Dataset records
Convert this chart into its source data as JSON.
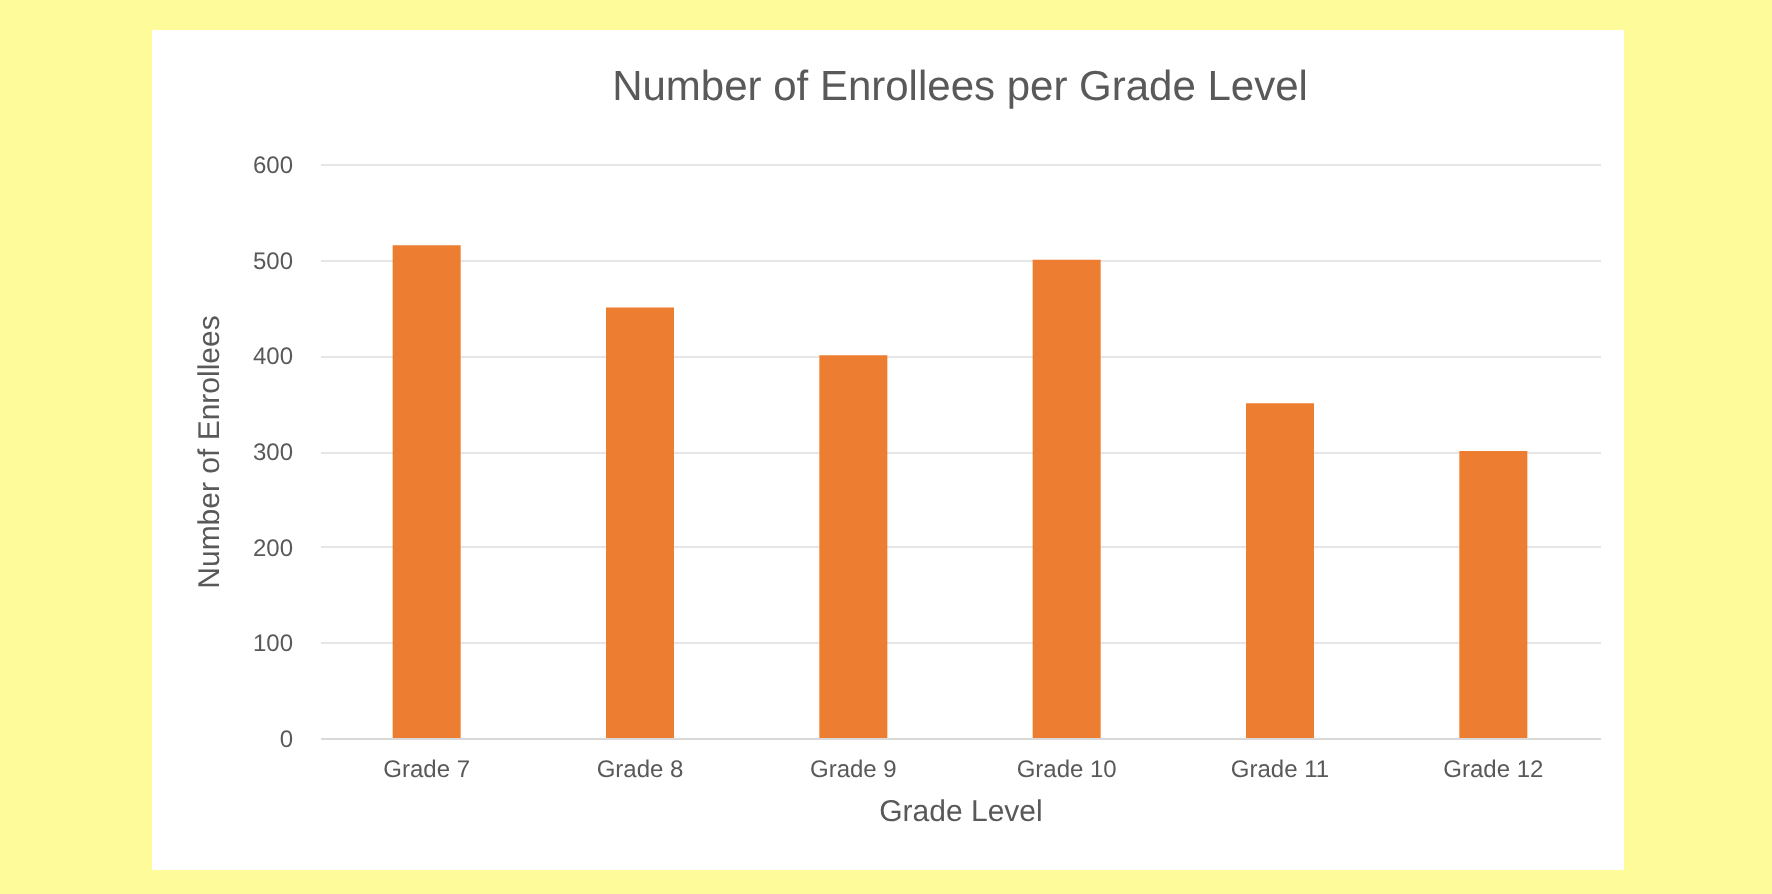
{
  "chart_data": {
    "type": "bar",
    "title": "Number of Enrollees per Grade Level",
    "xlabel": "Grade Level",
    "ylabel": "Number of Enrollees",
    "categories": [
      "Grade 7",
      "Grade 8",
      "Grade 9",
      "Grade 10",
      "Grade 11",
      "Grade 12"
    ],
    "values": [
      515,
      450,
      400,
      500,
      350,
      300
    ],
    "color": "#ed7d31",
    "ylim": [
      0,
      600
    ],
    "yticks": [
      0,
      100,
      200,
      300,
      400,
      500,
      600
    ],
    "grid": "y"
  }
}
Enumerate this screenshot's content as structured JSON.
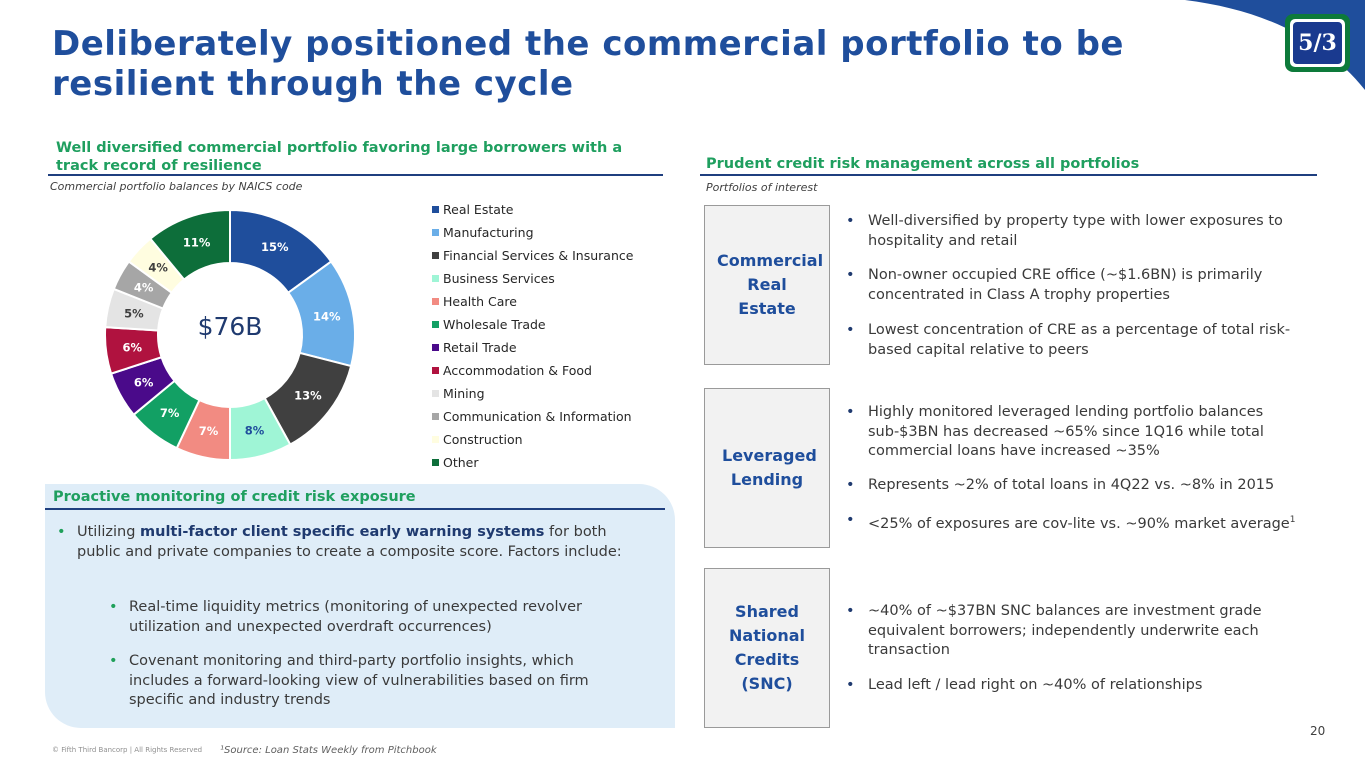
{
  "header": {
    "title_line1": "Deliberately positioned the commercial portfolio to be",
    "title_line2": "resilient through the cycle",
    "logo_text": "5/3"
  },
  "left_section": {
    "title_line1": "Well diversified commercial portfolio favoring large borrowers with a",
    "title_line2": "track record of resilience",
    "caption": "Commercial portfolio balances by NAICS code",
    "center_label": "$76B"
  },
  "chart_data": {
    "type": "pie",
    "donut": true,
    "categories": [
      "Real Estate",
      "Manufacturing",
      "Financial Services & Insurance",
      "Business Services",
      "Health Care",
      "Wholesale Trade",
      "Retail Trade",
      "Accommodation & Food",
      "Mining",
      "Communication & Information",
      "Construction",
      "Other"
    ],
    "values": [
      15,
      14,
      13,
      8,
      7,
      7,
      6,
      6,
      5,
      4,
      4,
      11
    ],
    "data_labels": [
      "15%",
      "14%",
      "13%",
      "8%",
      "7%",
      "7%",
      "6%",
      "6%",
      "5%",
      "4%",
      "4%",
      "11%"
    ],
    "colors": [
      "#1f4e9c",
      "#6aaee8",
      "#404040",
      "#9ff5d6",
      "#f28b82",
      "#12a064",
      "#4a0a8a",
      "#b0123f",
      "#e4e4e4",
      "#a6a6a6",
      "#fffde0",
      "#0d6e3a"
    ],
    "label_colors": [
      "#ffffff",
      "#ffffff",
      "#ffffff",
      "#1f4e9c",
      "#ffffff",
      "#ffffff",
      "#ffffff",
      "#ffffff",
      "#404040",
      "#ffffff",
      "#404040",
      "#ffffff"
    ],
    "legend_position": "right"
  },
  "monitoring": {
    "title": "Proactive monitoring of credit risk exposure",
    "b1_pre": "Utilizing ",
    "b1_bold": "multi-factor client specific early warning systems",
    "b1_post": " for both public and private companies to create a composite score. Factors include:",
    "b2": "Real-time liquidity metrics (monitoring of unexpected revolver utilization and unexpected overdraft occurrences)",
    "b3": "Covenant monitoring and third-party portfolio insights, which includes a forward-looking view of vulnerabilities based on firm specific and industry trends",
    "bullet": "•"
  },
  "right_section": {
    "title": "Prudent credit risk management across all portfolios",
    "caption": "Portfolios of interest",
    "portfolios": [
      {
        "label": "Commercial Real Estate",
        "bullets": [
          "Well-diversified by property type with lower exposures to hospitality and retail",
          "Non-owner occupied CRE office (~$1.6BN) is primarily concentrated in Class A trophy properties",
          "Lowest concentration of CRE as a percentage of total risk-based capital relative to peers"
        ]
      },
      {
        "label": "Leveraged Lending",
        "bullets": [
          "Highly monitored leveraged lending portfolio balances sub-$3BN has decreased ~65% since 1Q16 while total commercial loans have increased ~35%",
          "Represents ~2% of total loans in 4Q22 vs. ~8% in 2015",
          "<25% of exposures are cov-lite vs. ~90% market average"
        ],
        "footnote_mark": "1"
      },
      {
        "label": "Shared National Credits (SNC)",
        "bullets": [
          "~40% of ~$37BN SNC balances are investment grade equivalent borrowers; independently underwrite each transaction",
          "Lead left / lead right on ~40% of relationships"
        ]
      }
    ]
  },
  "footer": {
    "copyright": "© Fifth Third Bancorp | All Rights Reserved",
    "source": "¹Source: Loan Stats Weekly from Pitchbook",
    "page_number": "20"
  }
}
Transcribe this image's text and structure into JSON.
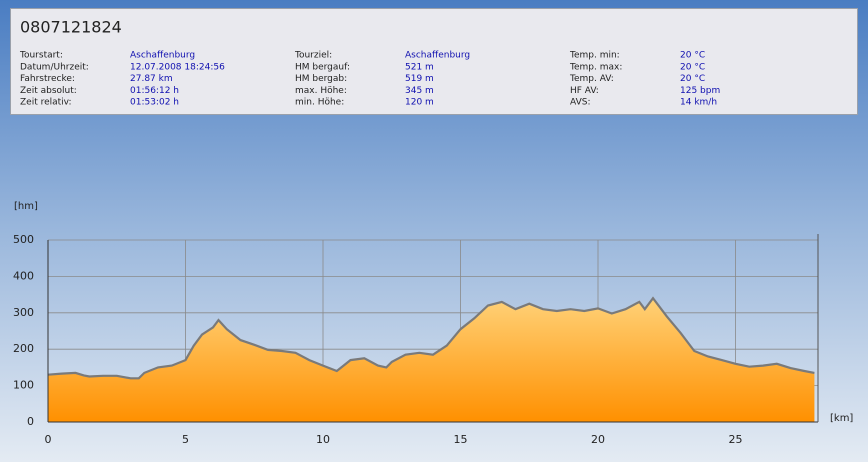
{
  "header": {
    "title": "0807121824",
    "columns": [
      [
        {
          "label": "Tourstart:",
          "value": "Aschaffenburg"
        },
        {
          "label": "Datum/Uhrzeit:",
          "value": "12.07.2008 18:24:56"
        },
        {
          "label": "Fahrstrecke:",
          "value": "27.87 km"
        },
        {
          "label": "Zeit absolut:",
          "value": "01:56:12 h"
        },
        {
          "label": "Zeit relativ:",
          "value": "01:53:02 h"
        }
      ],
      [
        {
          "label": "Tourziel:",
          "value": "Aschaffenburg"
        },
        {
          "label": "HM bergauf:",
          "value": "521 m"
        },
        {
          "label": "HM bergab:",
          "value": "519 m"
        },
        {
          "label": "max. Höhe:",
          "value": "345 m"
        },
        {
          "label": "min. Höhe:",
          "value": "120 m"
        }
      ],
      [
        {
          "label": "Temp. min:",
          "value": "20 °C"
        },
        {
          "label": "Temp. max:",
          "value": "20 °C"
        },
        {
          "label": "Temp. AV:",
          "value": "20 °C"
        },
        {
          "label": "HF AV:",
          "value": "125 bpm"
        },
        {
          "label": "AVS:",
          "value": "14 km/h"
        }
      ]
    ]
  },
  "chart_data": {
    "type": "area",
    "y_label": "[hm]",
    "x_label": "[km]",
    "x": [
      0,
      0.5,
      1,
      1.3,
      1.5,
      2,
      2.5,
      3,
      3.3,
      3.5,
      4,
      4.5,
      5,
      5.3,
      5.6,
      6,
      6.2,
      6.5,
      7,
      7.5,
      8,
      8.5,
      9,
      9.5,
      10,
      10.5,
      11,
      11.5,
      12,
      12.3,
      12.5,
      13,
      13.5,
      14,
      14.3,
      14.5,
      15,
      15.5,
      16,
      16.5,
      17,
      17.5,
      18,
      18.5,
      19,
      19.5,
      20,
      20.5,
      21,
      21.5,
      21.7,
      22,
      22.5,
      23,
      23.5,
      24,
      24.5,
      25,
      25.5,
      26,
      26.5,
      27,
      27.5,
      27.87
    ],
    "values": [
      130,
      133,
      135,
      128,
      125,
      127,
      127,
      120,
      120,
      135,
      150,
      155,
      170,
      210,
      240,
      260,
      280,
      255,
      225,
      212,
      198,
      195,
      190,
      170,
      155,
      140,
      170,
      175,
      155,
      150,
      165,
      185,
      190,
      185,
      200,
      210,
      255,
      285,
      320,
      330,
      310,
      325,
      310,
      305,
      310,
      305,
      312,
      298,
      310,
      330,
      310,
      340,
      290,
      245,
      195,
      180,
      170,
      160,
      152,
      155,
      160,
      148,
      140,
      135
    ],
    "xlim": [
      0,
      28
    ],
    "ylim": [
      0,
      500
    ],
    "xticks": [
      0,
      5,
      10,
      15,
      20,
      25
    ],
    "yticks": [
      0,
      100,
      200,
      300,
      400,
      500
    ],
    "grid": true,
    "line_color": "#7a7a7a",
    "fill_top": "#fff0b0",
    "fill_bottom": "#ff9000"
  }
}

Directions for this task ::
Take the listing and print it again exactly, but without any pictures.

Response to this task ::
Convert this chart into its source data as JSON.
{
  "chart_data": {
    "type": "bar",
    "title": "Number of Enrollees per Grade Level",
    "xlabel": "Grade Level",
    "ylabel": "Number of Enrollees",
    "categories": [
      "Grade 7",
      "Grade 8",
      "Grade 9",
      "Grade 10",
      "Grade 11",
      "Grade 12"
    ],
    "values": [
      515,
      450,
      400,
      500,
      350,
      300
    ],
    "color": "#ed7d31",
    "ylim": [
      0,
      600
    ],
    "yticks": [
      0,
      100,
      200,
      300,
      400,
      500,
      600
    ],
    "grid": "y"
  }
}
Enumerate this screenshot's content as structured JSON.
{
  "header": {
    "title_line1": "Deliberately positioned the commercial portfolio to be",
    "title_line2": "resilient through the cycle",
    "logo_text": "5/3"
  },
  "left_section": {
    "title_line1": "Well diversified commercial portfolio favoring large borrowers with a",
    "title_line2": "track record of resilience",
    "caption": "Commercial portfolio balances by NAICS code",
    "center_label": "$76B"
  },
  "chart_data": {
    "type": "pie",
    "donut": true,
    "categories": [
      "Real Estate",
      "Manufacturing",
      "Financial Services & Insurance",
      "Business Services",
      "Health Care",
      "Wholesale Trade",
      "Retail Trade",
      "Accommodation & Food",
      "Mining",
      "Communication & Information",
      "Construction",
      "Other"
    ],
    "values": [
      15,
      14,
      13,
      8,
      7,
      7,
      6,
      6,
      5,
      4,
      4,
      11
    ],
    "data_labels": [
      "15%",
      "14%",
      "13%",
      "8%",
      "7%",
      "7%",
      "6%",
      "6%",
      "5%",
      "4%",
      "4%",
      "11%"
    ],
    "colors": [
      "#1f4e9c",
      "#6aaee8",
      "#404040",
      "#9ff5d6",
      "#f28b82",
      "#12a064",
      "#4a0a8a",
      "#b0123f",
      "#e4e4e4",
      "#a6a6a6",
      "#fffde0",
      "#0d6e3a"
    ],
    "label_colors": [
      "#ffffff",
      "#ffffff",
      "#ffffff",
      "#1f4e9c",
      "#ffffff",
      "#ffffff",
      "#ffffff",
      "#ffffff",
      "#404040",
      "#ffffff",
      "#404040",
      "#ffffff"
    ],
    "legend_position": "right"
  },
  "monitoring": {
    "title": "Proactive monitoring of credit risk exposure",
    "b1_pre": "Utilizing ",
    "b1_bold": "multi-factor client specific early warning systems",
    "b1_post": " for both public and private companies to create a composite score. Factors include:",
    "b2": "Real-time liquidity metrics (monitoring of unexpected revolver utilization and unexpected overdraft occurrences)",
    "b3": "Covenant monitoring and third-party portfolio insights, which includes a forward-looking view of vulnerabilities based on firm specific and industry trends",
    "bullet": "•"
  },
  "right_section": {
    "title": "Prudent credit risk management across all portfolios",
    "caption": "Portfolios of interest",
    "portfolios": [
      {
        "label": "Commercial Real Estate",
        "bullets": [
          "Well-diversified by property type with lower exposures to hospitality and retail",
          "Non-owner occupied CRE office (~$1.6BN) is primarily concentrated in Class A trophy properties",
          "Lowest concentration of CRE as a percentage of total risk-based capital relative to peers"
        ]
      },
      {
        "label": "Leveraged Lending",
        "bullets": [
          "Highly monitored leveraged lending portfolio balances sub-$3BN has decreased ~65% since 1Q16 while total commercial loans have increased ~35%",
          "Represents ~2% of total loans in 4Q22 vs. ~8% in 2015",
          "<25% of exposures are cov-lite vs. ~90% market average"
        ],
        "footnote_mark": "1"
      },
      {
        "label": "Shared National Credits (SNC)",
        "bullets": [
          "~40% of ~$37BN SNC balances are investment grade equivalent borrowers; independently underwrite each transaction",
          "Lead left / lead right on ~40% of relationships"
        ]
      }
    ]
  },
  "footer": {
    "copyright": "© Fifth Third Bancorp | All Rights Reserved",
    "source": "¹Source: Loan Stats Weekly from Pitchbook",
    "page_number": "20"
  }
}
Transcribe this image's text and structure into JSON.
{
  "header": {
    "title": "0807121824",
    "columns": [
      [
        {
          "label": "Tourstart:",
          "value": "Aschaffenburg"
        },
        {
          "label": "Datum/Uhrzeit:",
          "value": "12.07.2008 18:24:56"
        },
        {
          "label": "Fahrstrecke:",
          "value": "27.87 km"
        },
        {
          "label": "Zeit absolut:",
          "value": "01:56:12 h"
        },
        {
          "label": "Zeit relativ:",
          "value": "01:53:02 h"
        }
      ],
      [
        {
          "label": "Tourziel:",
          "value": "Aschaffenburg"
        },
        {
          "label": "HM bergauf:",
          "value": "521 m"
        },
        {
          "label": "HM bergab:",
          "value": "519 m"
        },
        {
          "label": "max. Höhe:",
          "value": "345 m"
        },
        {
          "label": "min. Höhe:",
          "value": "120 m"
        }
      ],
      [
        {
          "label": "Temp. min:",
          "value": "20 °C"
        },
        {
          "label": "Temp. max:",
          "value": "20 °C"
        },
        {
          "label": "Temp. AV:",
          "value": "20 °C"
        },
        {
          "label": "HF AV:",
          "value": "125 bpm"
        },
        {
          "label": "AVS:",
          "value": "14 km/h"
        }
      ]
    ]
  },
  "chart_data": {
    "type": "area",
    "y_label": "[hm]",
    "x_label": "[km]",
    "x": [
      0,
      0.5,
      1,
      1.3,
      1.5,
      2,
      2.5,
      3,
      3.3,
      3.5,
      4,
      4.5,
      5,
      5.3,
      5.6,
      6,
      6.2,
      6.5,
      7,
      7.5,
      8,
      8.5,
      9,
      9.5,
      10,
      10.5,
      11,
      11.5,
      12,
      12.3,
      12.5,
      13,
      13.5,
      14,
      14.3,
      14.5,
      15,
      15.5,
      16,
      16.5,
      17,
      17.5,
      18,
      18.5,
      19,
      19.5,
      20,
      20.5,
      21,
      21.5,
      21.7,
      22,
      22.5,
      23,
      23.5,
      24,
      24.5,
      25,
      25.5,
      26,
      26.5,
      27,
      27.5,
      27.87
    ],
    "values": [
      130,
      133,
      135,
      128,
      125,
      127,
      127,
      120,
      120,
      135,
      150,
      155,
      170,
      210,
      240,
      260,
      280,
      255,
      225,
      212,
      198,
      195,
      190,
      170,
      155,
      140,
      170,
      175,
      155,
      150,
      165,
      185,
      190,
      185,
      200,
      210,
      255,
      285,
      320,
      330,
      310,
      325,
      310,
      305,
      310,
      305,
      312,
      298,
      310,
      330,
      310,
      340,
      290,
      245,
      195,
      180,
      170,
      160,
      152,
      155,
      160,
      148,
      140,
      135
    ],
    "xlim": [
      0,
      28
    ],
    "ylim": [
      0,
      500
    ],
    "xticks": [
      0,
      5,
      10,
      15,
      20,
      25
    ],
    "yticks": [
      0,
      100,
      200,
      300,
      400,
      500
    ],
    "grid": true,
    "line_color": "#7a7a7a",
    "fill_top": "#fff0b0",
    "fill_bottom": "#ff9000"
  }
}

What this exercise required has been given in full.